### PROVIDED MATERIAL
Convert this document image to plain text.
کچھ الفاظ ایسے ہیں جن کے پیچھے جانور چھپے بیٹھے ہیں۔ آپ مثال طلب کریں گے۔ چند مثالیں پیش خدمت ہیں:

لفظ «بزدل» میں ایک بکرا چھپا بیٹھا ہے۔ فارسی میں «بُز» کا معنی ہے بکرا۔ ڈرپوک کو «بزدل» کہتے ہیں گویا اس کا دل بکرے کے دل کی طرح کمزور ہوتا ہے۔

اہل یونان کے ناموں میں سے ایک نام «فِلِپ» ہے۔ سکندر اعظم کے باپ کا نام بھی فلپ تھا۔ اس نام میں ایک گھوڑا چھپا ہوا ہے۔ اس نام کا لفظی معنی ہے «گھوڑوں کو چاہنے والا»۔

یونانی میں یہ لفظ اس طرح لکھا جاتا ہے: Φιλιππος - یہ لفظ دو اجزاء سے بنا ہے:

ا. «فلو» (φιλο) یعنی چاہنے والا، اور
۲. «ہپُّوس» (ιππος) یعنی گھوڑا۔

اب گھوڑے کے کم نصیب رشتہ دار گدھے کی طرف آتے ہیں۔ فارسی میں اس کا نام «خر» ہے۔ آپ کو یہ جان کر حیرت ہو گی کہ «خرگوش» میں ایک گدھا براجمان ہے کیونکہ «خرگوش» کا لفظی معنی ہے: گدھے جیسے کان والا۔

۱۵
==
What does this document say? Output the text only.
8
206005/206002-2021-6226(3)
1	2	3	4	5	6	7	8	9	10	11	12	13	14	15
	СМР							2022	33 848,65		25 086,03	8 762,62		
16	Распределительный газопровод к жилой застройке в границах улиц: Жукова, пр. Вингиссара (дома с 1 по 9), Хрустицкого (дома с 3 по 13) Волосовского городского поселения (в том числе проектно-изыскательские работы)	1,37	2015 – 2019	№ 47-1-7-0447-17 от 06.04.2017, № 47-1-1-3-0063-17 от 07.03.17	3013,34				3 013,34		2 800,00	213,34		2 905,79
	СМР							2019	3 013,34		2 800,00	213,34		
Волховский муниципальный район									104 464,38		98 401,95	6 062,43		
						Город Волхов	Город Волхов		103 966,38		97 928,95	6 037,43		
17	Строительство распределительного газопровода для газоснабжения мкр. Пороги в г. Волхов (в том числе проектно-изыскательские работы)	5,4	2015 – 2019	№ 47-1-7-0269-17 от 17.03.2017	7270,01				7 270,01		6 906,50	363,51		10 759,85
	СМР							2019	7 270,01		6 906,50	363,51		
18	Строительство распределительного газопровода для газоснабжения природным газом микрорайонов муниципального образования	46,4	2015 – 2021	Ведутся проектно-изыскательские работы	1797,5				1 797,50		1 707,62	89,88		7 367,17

### WHAT TO DO
In the listing above, count each line that holds the string "یعنی". Give the number only.

### RESPONSE TO THIS TASK
2